■ Directive ■
Each entry must appear again exactly as it does in the source.

+++ Working data +++

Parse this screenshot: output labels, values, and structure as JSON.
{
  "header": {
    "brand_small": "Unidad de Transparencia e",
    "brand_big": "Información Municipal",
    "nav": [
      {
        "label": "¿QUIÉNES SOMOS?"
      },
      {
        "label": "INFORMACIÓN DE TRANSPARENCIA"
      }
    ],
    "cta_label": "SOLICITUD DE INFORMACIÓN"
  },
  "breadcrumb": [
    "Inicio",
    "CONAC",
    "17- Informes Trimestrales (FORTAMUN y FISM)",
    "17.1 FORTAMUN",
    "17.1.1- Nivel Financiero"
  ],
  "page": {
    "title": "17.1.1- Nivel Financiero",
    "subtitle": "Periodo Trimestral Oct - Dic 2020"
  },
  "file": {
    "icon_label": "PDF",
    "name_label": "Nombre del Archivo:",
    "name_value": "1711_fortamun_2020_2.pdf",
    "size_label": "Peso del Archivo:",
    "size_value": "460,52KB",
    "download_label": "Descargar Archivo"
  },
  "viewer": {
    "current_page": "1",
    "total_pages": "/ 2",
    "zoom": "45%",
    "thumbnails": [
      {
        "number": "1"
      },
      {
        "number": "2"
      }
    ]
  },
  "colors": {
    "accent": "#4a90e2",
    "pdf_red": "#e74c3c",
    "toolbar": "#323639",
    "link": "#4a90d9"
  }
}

+++

■ Finished task ■
Parse this screenshot: output labels, values, and structure as JSON.
{
  "header": {
    "brand_small": "Unidad de Transparencia e",
    "brand_big": "Información Municipal",
    "nav": [
      {
        "label": "¿QUIÉNES SOMOS?"
      },
      {
        "label": "INFORMACIÓN DE TRANSPARENCIA"
      }
    ],
    "cta_label": "SOLICITUD DE INFORMACIÓN"
  },
  "breadcrumb": [
    "Inicio",
    "CONAC",
    "17- Informes Trimestrales (FORTAMUN y FISM)",
    "17.1 FORTAMUN",
    "17.1.1- Nivel Financiero"
  ],
  "page": {
    "title": "17.1.1- Nivel Financiero",
    "subtitle": "Periodo Trimestral Oct - Dic 2020"
  },
  "file": {
    "icon_label": "PDF",
    "name_label": "Nombre del Archivo:",
    "name_value": "1711_fortamun_2020_2.pdf",
    "size_label": "Peso del Archivo:",
    "size_value": "460,52KB",
    "download_label": "Descargar Archivo"
  },
  "viewer": {
    "current_page": "1",
    "total_pages": "/ 2",
    "zoom": "45%",
    "thumbnails": [
      {
        "number": "1"
      },
      {
        "number": "2"
      }
    ]
  },
  "colors": {
    "accent": "#4a90e2",
    "pdf_red": "#e74c3c",
    "toolbar": "#323639",
    "link": "#4a90d9"
  }
}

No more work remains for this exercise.